[Data entries for graphics]
═══

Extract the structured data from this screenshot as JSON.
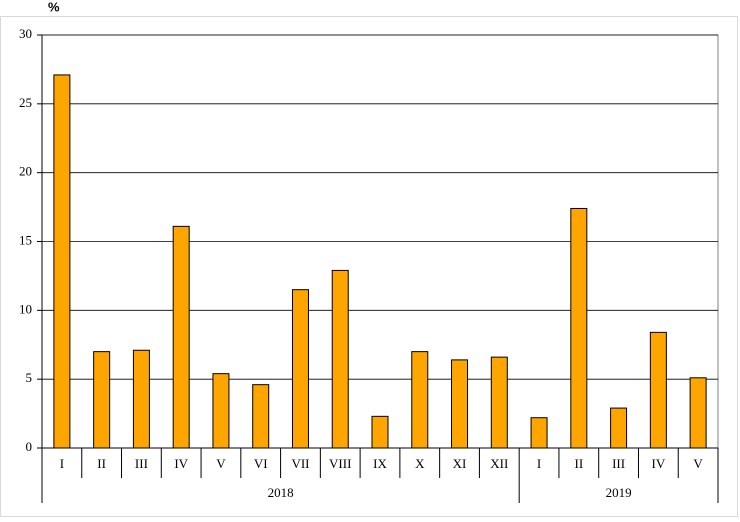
{
  "chart_data": {
    "type": "bar",
    "y_label": "%",
    "color": "#ffa500",
    "ylim": [
      0,
      30
    ],
    "yticks": [
      0,
      5,
      10,
      15,
      20,
      25,
      30
    ],
    "grid": true,
    "groups": [
      {
        "name": "2018",
        "categories": [
          "I",
          "II",
          "III",
          "IV",
          "V",
          "VI",
          "VII",
          "VIII",
          "IX",
          "X",
          "XI",
          "XII"
        ],
        "values": [
          27.1,
          7.0,
          7.1,
          16.1,
          5.4,
          4.6,
          11.5,
          12.9,
          2.3,
          7.0,
          6.4,
          6.6
        ]
      },
      {
        "name": "2019",
        "categories": [
          "I",
          "II",
          "III",
          "IV",
          "V"
        ],
        "values": [
          2.2,
          17.4,
          2.9,
          8.4,
          5.1
        ]
      }
    ]
  }
}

═══

**Task requirements**
Word for word, quote the full listing, omitting every picture.

**The response**
Extract the structured data from this screenshot as JSON.
{
  "chart_data": {
    "type": "bar",
    "y_label": "%",
    "color": "#ffa500",
    "ylim": [
      0,
      30
    ],
    "yticks": [
      0,
      5,
      10,
      15,
      20,
      25,
      30
    ],
    "grid": true,
    "groups": [
      {
        "name": "2018",
        "categories": [
          "I",
          "II",
          "III",
          "IV",
          "V",
          "VI",
          "VII",
          "VIII",
          "IX",
          "X",
          "XI",
          "XII"
        ],
        "values": [
          27.1,
          7.0,
          7.1,
          16.1,
          5.4,
          4.6,
          11.5,
          12.9,
          2.3,
          7.0,
          6.4,
          6.6
        ]
      },
      {
        "name": "2019",
        "categories": [
          "I",
          "II",
          "III",
          "IV",
          "V"
        ],
        "values": [
          2.2,
          17.4,
          2.9,
          8.4,
          5.1
        ]
      }
    ]
  }
}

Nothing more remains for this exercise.